**EXERCISE DESCRIPTION**
Search the records below for the word "Total" and show every line where it occurs.
______
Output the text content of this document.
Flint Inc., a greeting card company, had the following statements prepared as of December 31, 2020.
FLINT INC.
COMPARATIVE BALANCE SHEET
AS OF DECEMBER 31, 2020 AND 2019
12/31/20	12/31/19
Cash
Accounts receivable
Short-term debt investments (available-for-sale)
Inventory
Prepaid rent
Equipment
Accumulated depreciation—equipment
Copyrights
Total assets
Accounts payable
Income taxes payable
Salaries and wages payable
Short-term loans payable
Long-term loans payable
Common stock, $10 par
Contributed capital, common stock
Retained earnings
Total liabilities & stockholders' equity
______
**WRITTEN ANSWER**
Total assets
Total liabilities & stockholders' equity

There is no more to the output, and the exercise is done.